Direction:
Repeat the full listing, word for word.

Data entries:
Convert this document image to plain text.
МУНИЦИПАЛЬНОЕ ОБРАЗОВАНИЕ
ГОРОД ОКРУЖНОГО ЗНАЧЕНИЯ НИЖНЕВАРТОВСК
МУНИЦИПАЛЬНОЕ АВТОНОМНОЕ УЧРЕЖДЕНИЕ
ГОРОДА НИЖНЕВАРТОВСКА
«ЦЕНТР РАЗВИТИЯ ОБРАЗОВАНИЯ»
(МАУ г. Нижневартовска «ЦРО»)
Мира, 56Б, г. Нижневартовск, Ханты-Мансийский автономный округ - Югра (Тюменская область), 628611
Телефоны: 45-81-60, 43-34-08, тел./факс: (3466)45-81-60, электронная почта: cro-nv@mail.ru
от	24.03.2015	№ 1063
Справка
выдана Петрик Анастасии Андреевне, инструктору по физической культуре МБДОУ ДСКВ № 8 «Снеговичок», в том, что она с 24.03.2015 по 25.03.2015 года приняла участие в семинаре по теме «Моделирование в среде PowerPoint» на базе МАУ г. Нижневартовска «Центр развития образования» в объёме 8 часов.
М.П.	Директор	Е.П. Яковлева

Result of the task:
Convert this document image to plain text.
МУНИЦИПАЛЬНОЕ ОБРАЗОВАНИЕ
ГОРОД ОКРУЖНОГО ЗНАЧЕНИЯ НИЖНЕВАРТОВСК
МУНИЦИПАЛЬНОЕ АВТОНОМНОЕ УЧРЕЖДЕНИЕ
ГОРОДА НИЖНЕВАРТОВСКА
«ЦЕНТР РАЗВИТИЯ ОБРАЗОВАНИЯ»
(МАУ г. Нижневартовска «ЦРО»)
Мира, 56Б, г. Нижневартовск, Ханты-Мансийский автономный округ - Югра (Тюменская область), 628611
Телефоны: 45-81-60, 43-34-08, тел./факс: (3466)45-81-60, электронная почта: cro-nv@mail.ru
от	24.03.2015	№ 1063
Справка
выдана Петрик Анастасии Андреевне, инструктору по физической культуре МБДОУ ДСКВ № 8 «Снеговичок», в том, что она с 24.03.2015 по 25.03.2015 года приняла участие в семинаре по теме «Моделирование в среде PowerPoint» на базе МАУ г. Нижневартовска «Центр развития образования» в объёме 8 часов.
М.П.	Директор	Е.П. Яковлева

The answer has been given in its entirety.